Given problem: Pick out each line of the records in which the word "based" appears.

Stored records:
+===+

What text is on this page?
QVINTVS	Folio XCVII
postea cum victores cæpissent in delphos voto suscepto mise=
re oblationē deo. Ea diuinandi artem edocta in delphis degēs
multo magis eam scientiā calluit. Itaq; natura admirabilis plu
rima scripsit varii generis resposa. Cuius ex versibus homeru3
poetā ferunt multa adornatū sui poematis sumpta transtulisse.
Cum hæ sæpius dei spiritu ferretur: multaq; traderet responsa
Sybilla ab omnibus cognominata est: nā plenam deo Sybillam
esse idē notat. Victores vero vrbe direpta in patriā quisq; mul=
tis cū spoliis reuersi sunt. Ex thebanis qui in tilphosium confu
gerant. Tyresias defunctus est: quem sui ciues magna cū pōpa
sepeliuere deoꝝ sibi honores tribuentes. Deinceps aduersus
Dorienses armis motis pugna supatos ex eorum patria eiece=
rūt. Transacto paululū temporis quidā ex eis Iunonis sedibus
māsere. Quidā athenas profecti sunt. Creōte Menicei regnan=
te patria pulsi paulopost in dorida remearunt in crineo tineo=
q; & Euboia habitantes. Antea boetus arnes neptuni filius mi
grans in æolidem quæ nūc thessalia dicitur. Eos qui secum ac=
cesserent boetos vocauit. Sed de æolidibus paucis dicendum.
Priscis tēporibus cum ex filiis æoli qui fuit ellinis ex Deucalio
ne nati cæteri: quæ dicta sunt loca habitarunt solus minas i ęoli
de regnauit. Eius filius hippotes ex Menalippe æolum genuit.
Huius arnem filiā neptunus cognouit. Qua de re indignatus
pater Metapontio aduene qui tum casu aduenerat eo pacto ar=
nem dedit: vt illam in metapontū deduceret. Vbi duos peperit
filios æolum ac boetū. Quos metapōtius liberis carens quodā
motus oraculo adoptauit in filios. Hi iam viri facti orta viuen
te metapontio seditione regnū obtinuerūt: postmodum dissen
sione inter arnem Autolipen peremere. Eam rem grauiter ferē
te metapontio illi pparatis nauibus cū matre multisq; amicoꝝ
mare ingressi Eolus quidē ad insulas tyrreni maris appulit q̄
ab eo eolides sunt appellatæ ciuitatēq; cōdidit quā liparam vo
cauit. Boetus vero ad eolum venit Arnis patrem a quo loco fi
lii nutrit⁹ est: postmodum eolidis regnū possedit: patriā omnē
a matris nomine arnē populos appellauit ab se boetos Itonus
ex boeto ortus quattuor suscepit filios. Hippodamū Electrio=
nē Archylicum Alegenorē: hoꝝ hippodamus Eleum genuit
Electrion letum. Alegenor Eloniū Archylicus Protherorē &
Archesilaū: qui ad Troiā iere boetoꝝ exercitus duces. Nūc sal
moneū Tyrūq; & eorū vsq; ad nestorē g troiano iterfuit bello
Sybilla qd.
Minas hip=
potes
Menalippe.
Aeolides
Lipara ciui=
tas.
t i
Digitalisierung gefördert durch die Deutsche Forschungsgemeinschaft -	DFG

+===+

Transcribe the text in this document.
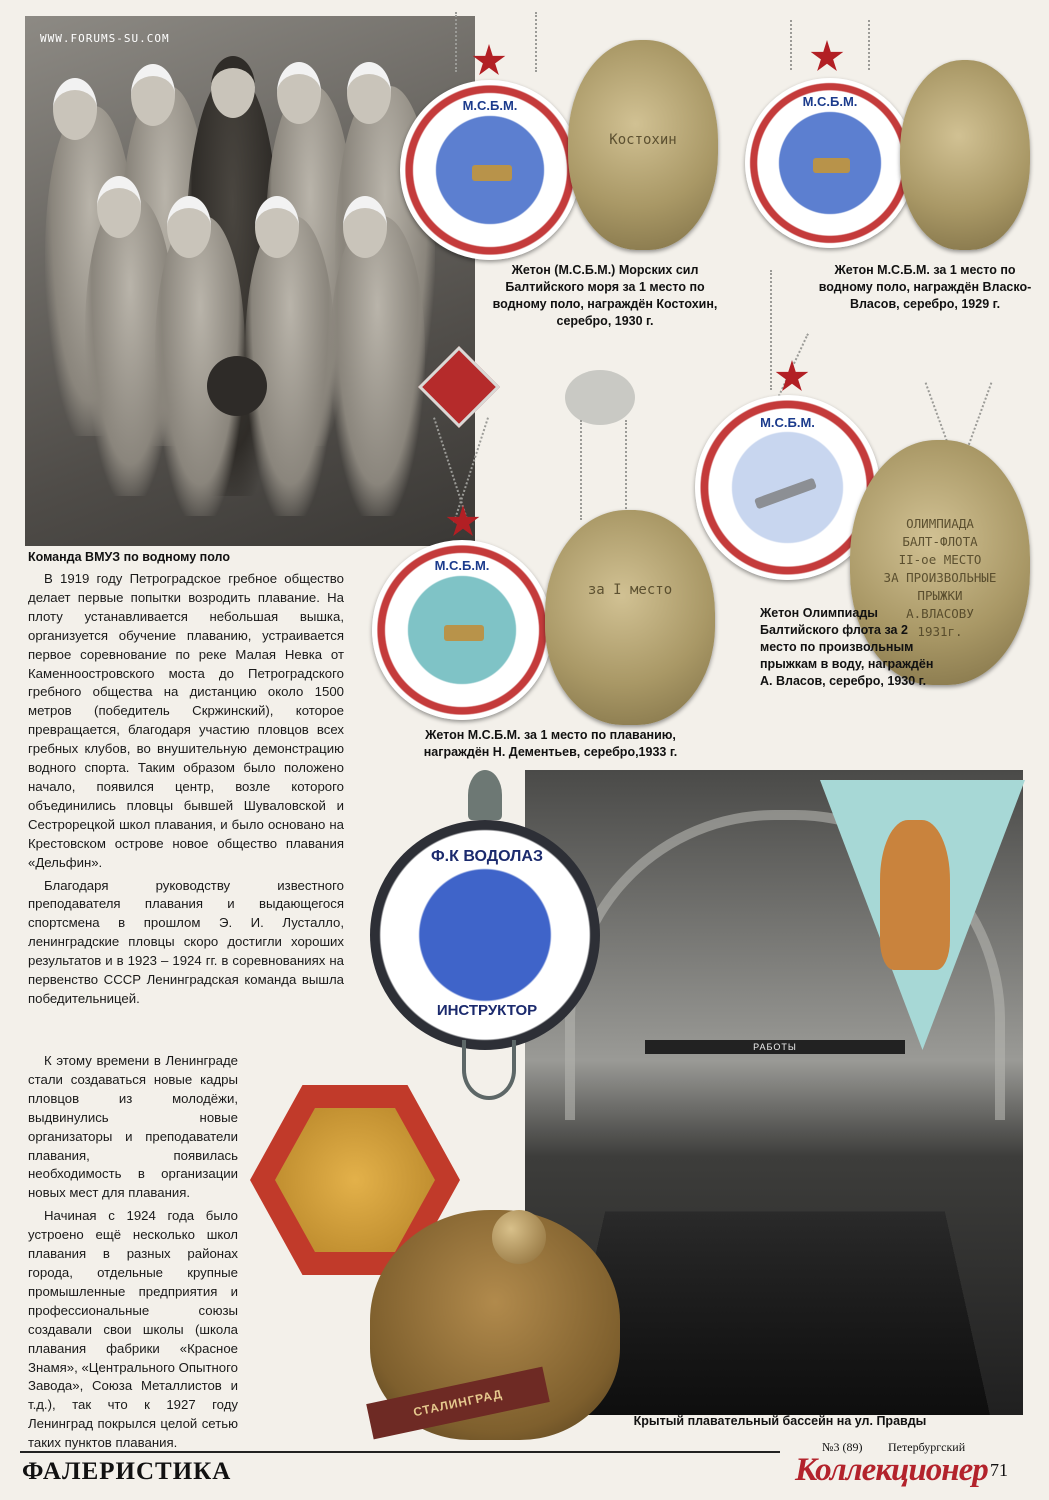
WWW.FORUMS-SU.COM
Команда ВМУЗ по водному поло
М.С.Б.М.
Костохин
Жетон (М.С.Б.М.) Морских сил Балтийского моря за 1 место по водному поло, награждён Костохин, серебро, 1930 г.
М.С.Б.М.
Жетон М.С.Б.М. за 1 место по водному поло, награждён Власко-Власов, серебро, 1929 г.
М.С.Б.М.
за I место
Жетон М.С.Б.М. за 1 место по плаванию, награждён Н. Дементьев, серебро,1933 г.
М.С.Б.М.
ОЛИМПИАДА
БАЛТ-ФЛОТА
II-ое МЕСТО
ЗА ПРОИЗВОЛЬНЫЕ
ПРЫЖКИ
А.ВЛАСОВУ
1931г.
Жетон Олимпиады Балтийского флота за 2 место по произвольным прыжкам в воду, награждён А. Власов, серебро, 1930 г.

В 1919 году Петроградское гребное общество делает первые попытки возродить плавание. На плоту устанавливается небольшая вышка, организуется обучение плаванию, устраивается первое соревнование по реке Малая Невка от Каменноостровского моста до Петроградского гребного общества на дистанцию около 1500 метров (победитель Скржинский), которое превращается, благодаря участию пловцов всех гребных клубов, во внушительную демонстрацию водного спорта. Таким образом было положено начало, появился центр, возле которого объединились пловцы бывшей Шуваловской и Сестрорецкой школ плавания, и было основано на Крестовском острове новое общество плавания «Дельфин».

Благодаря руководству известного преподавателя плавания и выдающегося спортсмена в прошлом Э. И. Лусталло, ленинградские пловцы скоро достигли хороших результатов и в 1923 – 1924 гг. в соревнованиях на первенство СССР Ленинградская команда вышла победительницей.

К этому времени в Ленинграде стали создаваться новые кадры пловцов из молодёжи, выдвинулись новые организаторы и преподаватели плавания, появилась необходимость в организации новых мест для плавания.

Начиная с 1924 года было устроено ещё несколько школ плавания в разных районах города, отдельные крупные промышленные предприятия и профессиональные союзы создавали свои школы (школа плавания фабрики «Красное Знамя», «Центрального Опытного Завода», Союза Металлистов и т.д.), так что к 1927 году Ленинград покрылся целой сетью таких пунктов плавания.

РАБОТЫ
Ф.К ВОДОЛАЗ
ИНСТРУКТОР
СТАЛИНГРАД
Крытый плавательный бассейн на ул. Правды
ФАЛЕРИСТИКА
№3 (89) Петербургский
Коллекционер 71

+===+

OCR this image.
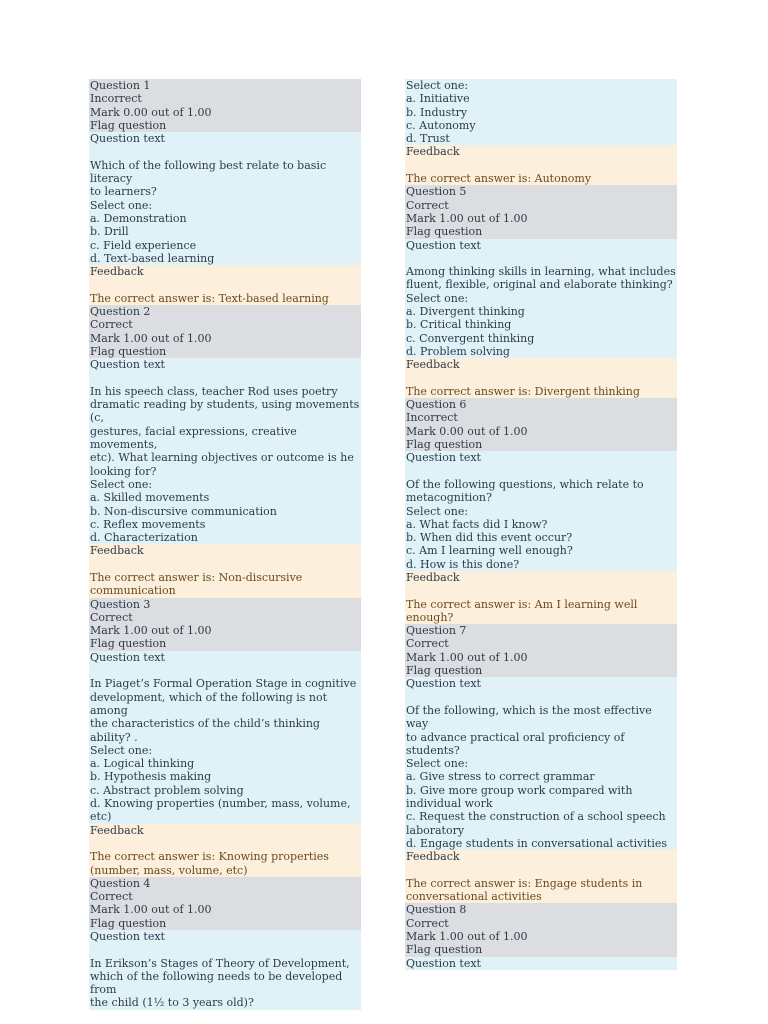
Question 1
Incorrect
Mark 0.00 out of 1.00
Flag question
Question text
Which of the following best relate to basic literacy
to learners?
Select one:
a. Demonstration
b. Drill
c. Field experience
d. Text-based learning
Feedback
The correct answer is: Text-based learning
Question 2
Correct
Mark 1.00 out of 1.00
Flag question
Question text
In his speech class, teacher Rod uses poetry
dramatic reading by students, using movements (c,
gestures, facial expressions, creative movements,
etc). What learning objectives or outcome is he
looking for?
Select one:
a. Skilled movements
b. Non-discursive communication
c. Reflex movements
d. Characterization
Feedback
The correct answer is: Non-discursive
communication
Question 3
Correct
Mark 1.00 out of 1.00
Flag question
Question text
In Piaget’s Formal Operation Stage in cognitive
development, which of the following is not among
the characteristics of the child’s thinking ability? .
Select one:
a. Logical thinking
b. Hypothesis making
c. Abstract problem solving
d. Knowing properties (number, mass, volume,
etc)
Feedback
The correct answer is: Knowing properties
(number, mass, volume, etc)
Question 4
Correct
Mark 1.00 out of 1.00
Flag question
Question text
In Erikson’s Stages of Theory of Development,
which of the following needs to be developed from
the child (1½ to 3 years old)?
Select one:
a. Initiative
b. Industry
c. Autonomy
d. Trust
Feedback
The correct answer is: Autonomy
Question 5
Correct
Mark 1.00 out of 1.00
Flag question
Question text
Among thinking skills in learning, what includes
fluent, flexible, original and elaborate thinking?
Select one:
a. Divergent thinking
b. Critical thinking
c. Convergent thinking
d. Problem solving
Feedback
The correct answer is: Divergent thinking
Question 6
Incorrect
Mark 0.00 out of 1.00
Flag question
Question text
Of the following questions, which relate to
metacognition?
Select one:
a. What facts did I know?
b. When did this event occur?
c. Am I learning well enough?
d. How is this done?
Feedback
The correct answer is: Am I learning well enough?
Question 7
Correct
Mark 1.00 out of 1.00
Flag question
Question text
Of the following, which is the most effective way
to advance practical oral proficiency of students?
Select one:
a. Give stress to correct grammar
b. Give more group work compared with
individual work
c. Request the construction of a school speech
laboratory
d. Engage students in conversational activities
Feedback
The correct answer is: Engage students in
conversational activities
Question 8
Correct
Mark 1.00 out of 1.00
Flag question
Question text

+===+

Response to this task:
d. Text-based learning
The correct answer is: Text-based learning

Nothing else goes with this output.